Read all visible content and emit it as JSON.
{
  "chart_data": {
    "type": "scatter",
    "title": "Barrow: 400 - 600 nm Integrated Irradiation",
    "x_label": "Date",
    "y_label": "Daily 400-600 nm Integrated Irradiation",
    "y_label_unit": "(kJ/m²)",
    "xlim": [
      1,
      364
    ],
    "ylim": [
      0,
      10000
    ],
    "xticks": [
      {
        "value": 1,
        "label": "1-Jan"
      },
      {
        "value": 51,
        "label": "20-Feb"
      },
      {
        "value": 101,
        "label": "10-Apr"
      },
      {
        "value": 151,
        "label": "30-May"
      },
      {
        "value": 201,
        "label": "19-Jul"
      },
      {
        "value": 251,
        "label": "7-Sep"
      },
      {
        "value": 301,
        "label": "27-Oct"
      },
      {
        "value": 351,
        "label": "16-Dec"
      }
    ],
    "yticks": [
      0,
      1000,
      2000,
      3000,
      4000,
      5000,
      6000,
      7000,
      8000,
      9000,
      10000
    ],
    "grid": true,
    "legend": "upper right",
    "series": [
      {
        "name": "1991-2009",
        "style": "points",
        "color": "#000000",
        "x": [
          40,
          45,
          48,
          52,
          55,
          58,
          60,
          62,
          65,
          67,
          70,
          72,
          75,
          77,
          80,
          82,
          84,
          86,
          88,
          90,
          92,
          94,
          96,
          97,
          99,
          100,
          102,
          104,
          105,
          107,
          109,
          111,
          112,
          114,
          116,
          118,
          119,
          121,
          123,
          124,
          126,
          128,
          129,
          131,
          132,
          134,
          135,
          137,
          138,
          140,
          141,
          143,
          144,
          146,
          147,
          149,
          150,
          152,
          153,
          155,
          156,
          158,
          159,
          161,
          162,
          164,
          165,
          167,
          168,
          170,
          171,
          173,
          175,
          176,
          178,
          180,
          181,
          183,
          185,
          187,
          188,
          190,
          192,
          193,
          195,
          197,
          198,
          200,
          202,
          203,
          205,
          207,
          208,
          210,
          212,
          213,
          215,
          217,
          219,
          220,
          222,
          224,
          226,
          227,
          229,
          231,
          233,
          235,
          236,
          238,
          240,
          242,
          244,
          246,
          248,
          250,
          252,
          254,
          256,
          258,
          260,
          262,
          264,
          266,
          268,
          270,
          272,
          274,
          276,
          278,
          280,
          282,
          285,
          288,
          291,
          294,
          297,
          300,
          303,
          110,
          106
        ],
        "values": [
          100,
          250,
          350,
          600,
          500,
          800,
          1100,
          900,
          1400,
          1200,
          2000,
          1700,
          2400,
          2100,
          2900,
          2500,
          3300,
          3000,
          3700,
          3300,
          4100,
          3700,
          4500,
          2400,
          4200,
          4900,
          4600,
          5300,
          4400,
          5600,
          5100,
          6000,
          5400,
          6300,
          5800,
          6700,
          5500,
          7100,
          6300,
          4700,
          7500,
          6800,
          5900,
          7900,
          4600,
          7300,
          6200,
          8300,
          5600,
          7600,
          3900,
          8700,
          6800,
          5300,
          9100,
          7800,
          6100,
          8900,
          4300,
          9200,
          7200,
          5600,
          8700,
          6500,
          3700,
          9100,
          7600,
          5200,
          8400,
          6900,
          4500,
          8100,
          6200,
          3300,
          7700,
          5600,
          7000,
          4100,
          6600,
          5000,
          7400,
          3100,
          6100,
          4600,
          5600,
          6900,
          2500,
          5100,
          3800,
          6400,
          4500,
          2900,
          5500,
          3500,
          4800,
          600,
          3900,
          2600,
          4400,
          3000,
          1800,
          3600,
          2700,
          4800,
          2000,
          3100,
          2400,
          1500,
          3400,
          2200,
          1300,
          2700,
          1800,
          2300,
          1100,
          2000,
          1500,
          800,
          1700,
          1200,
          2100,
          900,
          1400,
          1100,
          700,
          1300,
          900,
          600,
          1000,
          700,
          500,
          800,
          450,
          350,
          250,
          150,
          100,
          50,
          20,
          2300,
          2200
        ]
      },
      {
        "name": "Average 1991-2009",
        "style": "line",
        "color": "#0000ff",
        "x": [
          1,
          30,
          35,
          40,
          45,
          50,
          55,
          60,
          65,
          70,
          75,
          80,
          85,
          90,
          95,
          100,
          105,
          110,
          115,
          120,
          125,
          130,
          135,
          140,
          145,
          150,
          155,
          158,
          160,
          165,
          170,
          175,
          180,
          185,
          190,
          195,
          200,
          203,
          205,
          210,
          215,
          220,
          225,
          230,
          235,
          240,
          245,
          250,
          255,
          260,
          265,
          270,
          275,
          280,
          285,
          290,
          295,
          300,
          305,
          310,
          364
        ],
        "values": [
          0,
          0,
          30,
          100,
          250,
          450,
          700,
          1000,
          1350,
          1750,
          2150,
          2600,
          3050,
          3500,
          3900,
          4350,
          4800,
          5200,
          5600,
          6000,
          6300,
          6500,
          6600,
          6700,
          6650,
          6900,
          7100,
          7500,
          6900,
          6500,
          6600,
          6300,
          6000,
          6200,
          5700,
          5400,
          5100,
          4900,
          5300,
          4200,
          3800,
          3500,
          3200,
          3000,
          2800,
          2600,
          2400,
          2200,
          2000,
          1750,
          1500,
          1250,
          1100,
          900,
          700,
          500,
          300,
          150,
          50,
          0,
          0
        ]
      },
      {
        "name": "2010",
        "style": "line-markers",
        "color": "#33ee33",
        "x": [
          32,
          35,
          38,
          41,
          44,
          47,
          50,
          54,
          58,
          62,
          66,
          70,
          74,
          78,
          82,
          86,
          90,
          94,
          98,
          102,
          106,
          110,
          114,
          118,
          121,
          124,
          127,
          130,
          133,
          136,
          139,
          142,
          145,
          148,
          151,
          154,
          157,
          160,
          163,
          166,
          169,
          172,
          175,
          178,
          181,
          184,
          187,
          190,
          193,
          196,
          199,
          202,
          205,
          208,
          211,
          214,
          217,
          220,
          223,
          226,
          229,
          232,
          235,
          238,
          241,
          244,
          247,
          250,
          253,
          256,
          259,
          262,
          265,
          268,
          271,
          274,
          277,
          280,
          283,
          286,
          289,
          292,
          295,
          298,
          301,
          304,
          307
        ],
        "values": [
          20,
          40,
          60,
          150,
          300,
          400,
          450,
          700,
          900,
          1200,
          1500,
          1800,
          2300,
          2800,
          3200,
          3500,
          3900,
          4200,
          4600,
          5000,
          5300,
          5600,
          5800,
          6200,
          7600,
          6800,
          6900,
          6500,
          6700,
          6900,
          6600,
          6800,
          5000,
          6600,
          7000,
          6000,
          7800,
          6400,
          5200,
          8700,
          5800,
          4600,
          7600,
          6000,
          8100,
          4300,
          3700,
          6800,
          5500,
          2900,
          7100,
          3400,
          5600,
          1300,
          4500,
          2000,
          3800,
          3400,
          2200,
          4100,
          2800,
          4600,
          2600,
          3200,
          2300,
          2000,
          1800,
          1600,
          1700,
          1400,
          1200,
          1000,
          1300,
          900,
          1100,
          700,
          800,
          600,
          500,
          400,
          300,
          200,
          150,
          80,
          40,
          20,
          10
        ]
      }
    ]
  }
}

• _INSTRUCTIONS FOR THE TASK_
The records above should be returned exactly.

• _EXERCISE RESPONSE_
Read all visible content and emit it as JSON.
{
  "chart_data": {
    "type": "scatter",
    "title": "Barrow: 400 - 600 nm Integrated Irradiation",
    "x_label": "Date",
    "y_label": "Daily 400-600 nm Integrated Irradiation",
    "y_label_unit": "(kJ/m²)",
    "xlim": [
      1,
      364
    ],
    "ylim": [
      0,
      10000
    ],
    "xticks": [
      {
        "value": 1,
        "label": "1-Jan"
      },
      {
        "value": 51,
        "label": "20-Feb"
      },
      {
        "value": 101,
        "label": "10-Apr"
      },
      {
        "value": 151,
        "label": "30-May"
      },
      {
        "value": 201,
        "label": "19-Jul"
      },
      {
        "value": 251,
        "label": "7-Sep"
      },
      {
        "value": 301,
        "label": "27-Oct"
      },
      {
        "value": 351,
        "label": "16-Dec"
      }
    ],
    "yticks": [
      0,
      1000,
      2000,
      3000,
      4000,
      5000,
      6000,
      7000,
      8000,
      9000,
      10000
    ],
    "grid": true,
    "legend": "upper right",
    "series": [
      {
        "name": "1991-2009",
        "style": "points",
        "color": "#000000",
        "x": [
          40,
          45,
          48,
          52,
          55,
          58,
          60,
          62,
          65,
          67,
          70,
          72,
          75,
          77,
          80,
          82,
          84,
          86,
          88,
          90,
          92,
          94,
          96,
          97,
          99,
          100,
          102,
          104,
          105,
          107,
          109,
          111,
          112,
          114,
          116,
          118,
          119,
          121,
          123,
          124,
          126,
          128,
          129,
          131,
          132,
          134,
          135,
          137,
          138,
          140,
          141,
          143,
          144,
          146,
          147,
          149,
          150,
          152,
          153,
          155,
          156,
          158,
          159,
          161,
          162,
          164,
          165,
          167,
          168,
          170,
          171,
          173,
          175,
          176,
          178,
          180,
          181,
          183,
          185,
          187,
          188,
          190,
          192,
          193,
          195,
          197,
          198,
          200,
          202,
          203,
          205,
          207,
          208,
          210,
          212,
          213,
          215,
          217,
          219,
          220,
          222,
          224,
          226,
          227,
          229,
          231,
          233,
          235,
          236,
          238,
          240,
          242,
          244,
          246,
          248,
          250,
          252,
          254,
          256,
          258,
          260,
          262,
          264,
          266,
          268,
          270,
          272,
          274,
          276,
          278,
          280,
          282,
          285,
          288,
          291,
          294,
          297,
          300,
          303,
          110,
          106
        ],
        "values": [
          100,
          250,
          350,
          600,
          500,
          800,
          1100,
          900,
          1400,
          1200,
          2000,
          1700,
          2400,
          2100,
          2900,
          2500,
          3300,
          3000,
          3700,
          3300,
          4100,
          3700,
          4500,
          2400,
          4200,
          4900,
          4600,
          5300,
          4400,
          5600,
          5100,
          6000,
          5400,
          6300,
          5800,
          6700,
          5500,
          7100,
          6300,
          4700,
          7500,
          6800,
          5900,
          7900,
          4600,
          7300,
          6200,
          8300,
          5600,
          7600,
          3900,
          8700,
          6800,
          5300,
          9100,
          7800,
          6100,
          8900,
          4300,
          9200,
          7200,
          5600,
          8700,
          6500,
          3700,
          9100,
          7600,
          5200,
          8400,
          6900,
          4500,
          8100,
          6200,
          3300,
          7700,
          5600,
          7000,
          4100,
          6600,
          5000,
          7400,
          3100,
          6100,
          4600,
          5600,
          6900,
          2500,
          5100,
          3800,
          6400,
          4500,
          2900,
          5500,
          3500,
          4800,
          600,
          3900,
          2600,
          4400,
          3000,
          1800,
          3600,
          2700,
          4800,
          2000,
          3100,
          2400,
          1500,
          3400,
          2200,
          1300,
          2700,
          1800,
          2300,
          1100,
          2000,
          1500,
          800,
          1700,
          1200,
          2100,
          900,
          1400,
          1100,
          700,
          1300,
          900,
          600,
          1000,
          700,
          500,
          800,
          450,
          350,
          250,
          150,
          100,
          50,
          20,
          2300,
          2200
        ]
      },
      {
        "name": "Average 1991-2009",
        "style": "line",
        "color": "#0000ff",
        "x": [
          1,
          30,
          35,
          40,
          45,
          50,
          55,
          60,
          65,
          70,
          75,
          80,
          85,
          90,
          95,
          100,
          105,
          110,
          115,
          120,
          125,
          130,
          135,
          140,
          145,
          150,
          155,
          158,
          160,
          165,
          170,
          175,
          180,
          185,
          190,
          195,
          200,
          203,
          205,
          210,
          215,
          220,
          225,
          230,
          235,
          240,
          245,
          250,
          255,
          260,
          265,
          270,
          275,
          280,
          285,
          290,
          295,
          300,
          305,
          310,
          364
        ],
        "values": [
          0,
          0,
          30,
          100,
          250,
          450,
          700,
          1000,
          1350,
          1750,
          2150,
          2600,
          3050,
          3500,
          3900,
          4350,
          4800,
          5200,
          5600,
          6000,
          6300,
          6500,
          6600,
          6700,
          6650,
          6900,
          7100,
          7500,
          6900,
          6500,
          6600,
          6300,
          6000,
          6200,
          5700,
          5400,
          5100,
          4900,
          5300,
          4200,
          3800,
          3500,
          3200,
          3000,
          2800,
          2600,
          2400,
          2200,
          2000,
          1750,
          1500,
          1250,
          1100,
          900,
          700,
          500,
          300,
          150,
          50,
          0,
          0
        ]
      },
      {
        "name": "2010",
        "style": "line-markers",
        "color": "#33ee33",
        "x": [
          32,
          35,
          38,
          41,
          44,
          47,
          50,
          54,
          58,
          62,
          66,
          70,
          74,
          78,
          82,
          86,
          90,
          94,
          98,
          102,
          106,
          110,
          114,
          118,
          121,
          124,
          127,
          130,
          133,
          136,
          139,
          142,
          145,
          148,
          151,
          154,
          157,
          160,
          163,
          166,
          169,
          172,
          175,
          178,
          181,
          184,
          187,
          190,
          193,
          196,
          199,
          202,
          205,
          208,
          211,
          214,
          217,
          220,
          223,
          226,
          229,
          232,
          235,
          238,
          241,
          244,
          247,
          250,
          253,
          256,
          259,
          262,
          265,
          268,
          271,
          274,
          277,
          280,
          283,
          286,
          289,
          292,
          295,
          298,
          301,
          304,
          307
        ],
        "values": [
          20,
          40,
          60,
          150,
          300,
          400,
          450,
          700,
          900,
          1200,
          1500,
          1800,
          2300,
          2800,
          3200,
          3500,
          3900,
          4200,
          4600,
          5000,
          5300,
          5600,
          5800,
          6200,
          7600,
          6800,
          6900,
          6500,
          6700,
          6900,
          6600,
          6800,
          5000,
          6600,
          7000,
          6000,
          7800,
          6400,
          5200,
          8700,
          5800,
          4600,
          7600,
          6000,
          8100,
          4300,
          3700,
          6800,
          5500,
          2900,
          7100,
          3400,
          5600,
          1300,
          4500,
          2000,
          3800,
          3400,
          2200,
          4100,
          2800,
          4600,
          2600,
          3200,
          2300,
          2000,
          1800,
          1600,
          1700,
          1400,
          1200,
          1000,
          1300,
          900,
          1100,
          700,
          800,
          600,
          500,
          400,
          300,
          200,
          150,
          80,
          40,
          20,
          10
        ]
      }
    ]
  }
}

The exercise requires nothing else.